== To do ==
a – In the post about dinner at Mother's, why did the writer choose potato salad and french fries as sides?
b – Transcribe the listing line for line, starting from its first line and ending after the line that contains "svg-text:4m: 4m xyxy=(239,681,300,730)".

== Passage given ==
Traci and N. baking cookies, taken with iPhone Traci and N. baking cookies

Traci (who I will now stop calling "Jill") started the day off right by teaching my daughter how to bake chocolate chip cookies.  An auspicious beginning.

Of course, I didn't try the World Famous Ham.  Of course, I didn't try the WF Ham

We went to Mother's for dinner.  We stood at the door for about ten minutes before we realized you have to go to the counter and order for yourself and, then, you sit down and wait for them to bring the food to you.  Keep your receipt because they will ask you for it when you sit down.  I'm assuming no receipt, no food.

The place has a nice warm atmosphere, and the staff was really friendly in that homey kind of way.

It was fairly clean. Personally, when I'm searching out "authentic" food, I tend to dismiss restaurants that are "sterile."  They just don't feel right in terms of authenticity.  Blame it on my previous travels in Asia, if you must.

Mother's also has a wall of famous people photos.  My only regret is that I didn't snap a photo of the picture of Johnny Cochran hanging on the wall.

I ordered the seafood platter with potato salad and french fries because those were the only two sides that didn't have pork in them.  So bummed that the "greens" had sausage.

Fried Catfish, oysters, shrimp.  Fried Catfish, oysters, shrimp.

The food was good, but not absolutely fantastic.  I also forgot that I don't like catfish.  My daughter seemed to like it, though.

[Listing excerpted from a collection]
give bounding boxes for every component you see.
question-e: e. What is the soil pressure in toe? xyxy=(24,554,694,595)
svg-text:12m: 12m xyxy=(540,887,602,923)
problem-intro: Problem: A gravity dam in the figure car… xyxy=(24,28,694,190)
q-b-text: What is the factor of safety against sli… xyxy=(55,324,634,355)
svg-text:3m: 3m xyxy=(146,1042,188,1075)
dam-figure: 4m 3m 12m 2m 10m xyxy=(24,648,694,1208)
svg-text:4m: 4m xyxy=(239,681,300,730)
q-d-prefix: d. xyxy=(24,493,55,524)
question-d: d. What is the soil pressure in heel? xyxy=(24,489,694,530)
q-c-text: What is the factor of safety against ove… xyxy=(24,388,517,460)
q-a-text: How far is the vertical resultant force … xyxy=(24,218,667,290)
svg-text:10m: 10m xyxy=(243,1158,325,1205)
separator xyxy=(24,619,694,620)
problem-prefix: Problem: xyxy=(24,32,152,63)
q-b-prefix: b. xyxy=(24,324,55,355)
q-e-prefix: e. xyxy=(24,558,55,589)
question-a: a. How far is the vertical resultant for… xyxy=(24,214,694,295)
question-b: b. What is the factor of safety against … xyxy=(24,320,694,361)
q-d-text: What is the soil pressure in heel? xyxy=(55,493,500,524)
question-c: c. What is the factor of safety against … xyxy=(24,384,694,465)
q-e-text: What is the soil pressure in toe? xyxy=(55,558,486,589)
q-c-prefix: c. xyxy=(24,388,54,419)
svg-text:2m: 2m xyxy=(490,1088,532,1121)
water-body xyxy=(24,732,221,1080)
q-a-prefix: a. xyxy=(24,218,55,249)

== Results by task ==
a – They were the only two sides that didn't have pork in them.

b –
give bounding boxes for every component you see.
question-e: e. What is the soil pressure in toe? xyxy=(24,554,694,595)
svg-text:12m: 12m xyxy=(540,887,602,923)
problem-intro: Problem: A gravity dam in the figure car… xyxy=(24,28,694,190)
q-b-text: What is the factor of safety against sli… xyxy=(55,324,634,355)
svg-text:3m: 3m xyxy=(146,1042,188,1075)
dam-figure: 4m 3m 12m 2m 10m xyxy=(24,648,694,1208)
svg-text:4m: 4m xyxy=(239,681,300,730)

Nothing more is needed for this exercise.